• **WHAT THIS TASK INVOLVES**
Rewrite every line of the records below as a numbered list, dropping any blank lines.

• **MATERIAL TO PROCESS**
* * * *
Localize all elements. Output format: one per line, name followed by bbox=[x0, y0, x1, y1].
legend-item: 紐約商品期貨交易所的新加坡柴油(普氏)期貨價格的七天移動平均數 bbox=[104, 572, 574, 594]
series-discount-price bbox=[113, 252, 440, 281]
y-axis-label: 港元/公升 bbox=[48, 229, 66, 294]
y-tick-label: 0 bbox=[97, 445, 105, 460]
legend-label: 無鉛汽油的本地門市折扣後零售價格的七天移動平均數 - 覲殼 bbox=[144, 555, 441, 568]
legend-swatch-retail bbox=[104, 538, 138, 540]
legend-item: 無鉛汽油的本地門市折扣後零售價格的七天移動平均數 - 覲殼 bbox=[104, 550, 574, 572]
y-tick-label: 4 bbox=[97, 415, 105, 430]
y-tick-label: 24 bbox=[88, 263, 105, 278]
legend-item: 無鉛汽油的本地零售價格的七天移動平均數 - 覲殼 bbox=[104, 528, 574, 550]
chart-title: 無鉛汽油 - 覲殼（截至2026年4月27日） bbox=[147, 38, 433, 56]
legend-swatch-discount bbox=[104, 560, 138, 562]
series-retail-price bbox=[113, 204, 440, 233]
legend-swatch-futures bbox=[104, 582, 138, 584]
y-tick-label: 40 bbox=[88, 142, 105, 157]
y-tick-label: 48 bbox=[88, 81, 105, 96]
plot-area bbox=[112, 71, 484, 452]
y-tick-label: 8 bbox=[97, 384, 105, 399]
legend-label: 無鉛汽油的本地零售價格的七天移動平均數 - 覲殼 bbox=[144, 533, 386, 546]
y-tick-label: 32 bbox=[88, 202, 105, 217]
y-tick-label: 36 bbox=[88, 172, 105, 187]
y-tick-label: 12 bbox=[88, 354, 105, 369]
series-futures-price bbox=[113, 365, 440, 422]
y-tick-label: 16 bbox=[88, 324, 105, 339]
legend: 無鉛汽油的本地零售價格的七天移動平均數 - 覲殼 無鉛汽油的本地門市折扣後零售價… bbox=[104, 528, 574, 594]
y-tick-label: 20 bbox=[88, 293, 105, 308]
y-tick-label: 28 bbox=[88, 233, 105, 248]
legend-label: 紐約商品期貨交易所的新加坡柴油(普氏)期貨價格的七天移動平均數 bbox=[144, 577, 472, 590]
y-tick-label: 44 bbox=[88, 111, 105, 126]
* * * *
• **RESULT**
1. Localize all elements. Output format: one per line, name followed by bbox=[x0, y0, x1, y1].
2. legend-item: 紐約商品期貨交易所的新加坡柴油(普氏)期貨價格的七天移動平均數 bbox=[104, 572, 574, 594]
3. series-discount-price bbox=[113, 252, 440, 281]
4. y-axis-label: 港元/公升 bbox=[48, 229, 66, 294]
5. y-tick-label: 0 bbox=[97, 445, 105, 460]
6. legend-label: 無鉛汽油的本地門市折扣後零售價格的七天移動平均數 - 覲殼 bbox=[144, 555, 441, 568]
7. legend-swatch-retail bbox=[104, 538, 138, 540]
8. legend-item: 無鉛汽油的本地門市折扣後零售價格的七天移動平均數 - 覲殼 bbox=[104, 550, 574, 572]
9. y-tick-label: 4 bbox=[97, 415, 105, 430]
10. y-tick-label: 24 bbox=[88, 263, 105, 278]
11. legend-item: 無鉛汽油的本地零售價格的七天移動平均數 - 覲殼 bbox=[104, 528, 574, 550]
12. chart-title: 無鉛汽油 - 覲殼（截至2026年4月27日） bbox=[147, 38, 433, 56]
13. legend-swatch-discount bbox=[104, 560, 138, 562]
14. series-retail-price bbox=[113, 204, 440, 233]
15. legend-swatch-futures bbox=[104, 582, 138, 584]
16. y-tick-label: 40 bbox=[88, 142, 105, 157]
17. y-tick-label: 48 bbox=[88, 81, 105, 96]
18. plot-area bbox=[112, 71, 484, 452]
19. y-tick-label: 8 bbox=[97, 384, 105, 399]
20. legend-label: 無鉛汽油的本地零售價格的七天移動平均數 - 覲殼 bbox=[144, 533, 386, 546]
21. y-tick-label: 32 bbox=[88, 202, 105, 217]
22. y-tick-label: 36 bbox=[88, 172, 105, 187]
23. y-tick-label: 12 bbox=[88, 354, 105, 369]
24. series-futures-price bbox=[113, 365, 440, 422]
25. y-tick-label: 16 bbox=[88, 324, 105, 339]
26. legend: 無鉛汽油的本地零售價格的七天移動平均數 - 覲殼 無鉛汽油的本地門市折扣後零售價… bbox=[104, 528, 574, 594]
27. y-tick-label: 20 bbox=[88, 293, 105, 308]
28. y-tick-label: 28 bbox=[88, 233, 105, 248]
29. legend-label: 紐約商品期貨交易所的新加坡柴油(普氏)期貨價格的七天移動平均數 bbox=[144, 577, 472, 590]
30. y-tick-label: 44 bbox=[88, 111, 105, 126]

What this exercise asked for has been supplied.